Below is a passage about prayer in church services, followed by some entries. List every specific length of time that the passage mentions.

::: Passage given

I’ve been accused of being a thinker, but I just bluff well. Fact is, my Myers-Briggs is strongly ENFP, which makes me a feeler instead. Still, I’m always in my head, though the heart rules.
Some things I’ve been pondering…
Prayerless House of Prayer
I don’t have any figures to back me up, but my own experiences over the years tell me most evangelical churches spend about five minutes praying corporately during any 60-90-minute Sunday meeting. Mainline Protestant churches may up that to 10 minutes out of about an hour. Either way, it’s slim pickings prayer-wise.
When Jesus drove the moneychangers out of the temple, He referred to the temple as a house of prayer. While it’s an error to conflate the OT temple with a NT church, the idea that corporate prayer matters still exists. Consider how many references to prayer the Bible contains.

::::::
::: Entries supplied

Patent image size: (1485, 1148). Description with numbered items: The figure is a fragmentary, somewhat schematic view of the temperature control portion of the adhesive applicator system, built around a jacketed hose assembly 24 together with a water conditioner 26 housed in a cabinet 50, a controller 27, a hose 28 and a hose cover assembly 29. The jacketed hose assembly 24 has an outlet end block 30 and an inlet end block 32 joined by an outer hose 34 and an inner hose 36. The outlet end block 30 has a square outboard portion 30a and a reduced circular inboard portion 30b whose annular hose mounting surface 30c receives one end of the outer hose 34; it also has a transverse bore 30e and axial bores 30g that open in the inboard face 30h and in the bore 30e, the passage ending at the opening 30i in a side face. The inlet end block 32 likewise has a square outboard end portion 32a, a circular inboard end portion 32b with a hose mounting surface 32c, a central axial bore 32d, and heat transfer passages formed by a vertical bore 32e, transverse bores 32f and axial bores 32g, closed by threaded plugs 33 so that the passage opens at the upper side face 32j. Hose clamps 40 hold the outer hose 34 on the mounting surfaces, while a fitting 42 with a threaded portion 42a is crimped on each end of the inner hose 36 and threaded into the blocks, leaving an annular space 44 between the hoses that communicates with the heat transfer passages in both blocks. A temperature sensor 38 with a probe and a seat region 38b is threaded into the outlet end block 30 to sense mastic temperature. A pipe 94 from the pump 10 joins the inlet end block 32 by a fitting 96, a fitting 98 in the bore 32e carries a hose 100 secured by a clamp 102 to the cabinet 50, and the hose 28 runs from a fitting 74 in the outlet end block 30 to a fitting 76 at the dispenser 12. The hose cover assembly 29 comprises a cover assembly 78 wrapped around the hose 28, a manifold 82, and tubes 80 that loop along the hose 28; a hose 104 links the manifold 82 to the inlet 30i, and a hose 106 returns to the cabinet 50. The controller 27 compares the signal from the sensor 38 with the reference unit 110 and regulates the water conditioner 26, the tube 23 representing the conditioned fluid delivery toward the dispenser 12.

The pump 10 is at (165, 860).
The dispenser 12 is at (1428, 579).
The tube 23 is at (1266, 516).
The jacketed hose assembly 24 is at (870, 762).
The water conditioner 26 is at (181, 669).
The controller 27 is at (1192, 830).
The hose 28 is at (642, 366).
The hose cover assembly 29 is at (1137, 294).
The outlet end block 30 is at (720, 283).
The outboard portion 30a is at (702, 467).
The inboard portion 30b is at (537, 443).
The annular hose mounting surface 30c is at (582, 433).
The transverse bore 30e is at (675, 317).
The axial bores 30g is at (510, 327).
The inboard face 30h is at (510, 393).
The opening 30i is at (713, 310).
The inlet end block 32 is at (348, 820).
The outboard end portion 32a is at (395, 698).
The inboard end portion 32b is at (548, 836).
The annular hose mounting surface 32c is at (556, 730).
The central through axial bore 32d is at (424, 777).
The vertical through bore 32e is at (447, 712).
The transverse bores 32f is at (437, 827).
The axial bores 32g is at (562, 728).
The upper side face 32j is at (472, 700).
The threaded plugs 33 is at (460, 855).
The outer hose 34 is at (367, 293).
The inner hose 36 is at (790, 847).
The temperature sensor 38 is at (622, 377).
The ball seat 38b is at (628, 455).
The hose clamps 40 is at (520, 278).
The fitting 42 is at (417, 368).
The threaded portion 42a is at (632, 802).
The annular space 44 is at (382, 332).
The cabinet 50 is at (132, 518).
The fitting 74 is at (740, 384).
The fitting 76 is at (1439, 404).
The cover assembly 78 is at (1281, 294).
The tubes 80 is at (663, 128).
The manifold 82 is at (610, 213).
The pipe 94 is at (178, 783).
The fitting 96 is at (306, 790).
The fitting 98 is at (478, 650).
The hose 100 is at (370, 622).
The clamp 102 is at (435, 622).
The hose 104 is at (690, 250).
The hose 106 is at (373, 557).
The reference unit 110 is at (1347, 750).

::::::

Reply:
- about five minutes
- 60-90 minutes
- 10 minutes
- about an hour